What you are asked to do
In the following material, identify every line holding the string "出示课件" and return it.

Supplied information
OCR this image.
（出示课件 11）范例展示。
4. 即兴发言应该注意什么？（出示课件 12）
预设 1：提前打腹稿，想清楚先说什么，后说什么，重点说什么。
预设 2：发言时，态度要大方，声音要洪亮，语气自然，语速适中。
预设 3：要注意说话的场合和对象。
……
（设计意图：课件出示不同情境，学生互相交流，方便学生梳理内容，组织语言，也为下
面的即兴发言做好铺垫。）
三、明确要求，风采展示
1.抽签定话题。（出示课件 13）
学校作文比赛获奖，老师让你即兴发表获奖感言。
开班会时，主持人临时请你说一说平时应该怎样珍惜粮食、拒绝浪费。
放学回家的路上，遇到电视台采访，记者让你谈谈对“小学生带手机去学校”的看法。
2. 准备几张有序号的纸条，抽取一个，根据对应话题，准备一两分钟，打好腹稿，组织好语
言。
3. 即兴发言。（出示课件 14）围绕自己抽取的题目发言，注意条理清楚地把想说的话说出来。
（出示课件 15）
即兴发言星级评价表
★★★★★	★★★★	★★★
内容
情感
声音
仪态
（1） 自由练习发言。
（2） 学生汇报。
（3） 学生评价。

The completed task
（出示课件 11）范例展示。
4. 即兴发言应该注意什么？（出示课件 12）
1.抽签定话题。（出示课件 13）
3. 即兴发言。（出示课件 14）围绕自己抽取的题目发言，注意条理清楚地把想说的话说出来。
（出示课件 15）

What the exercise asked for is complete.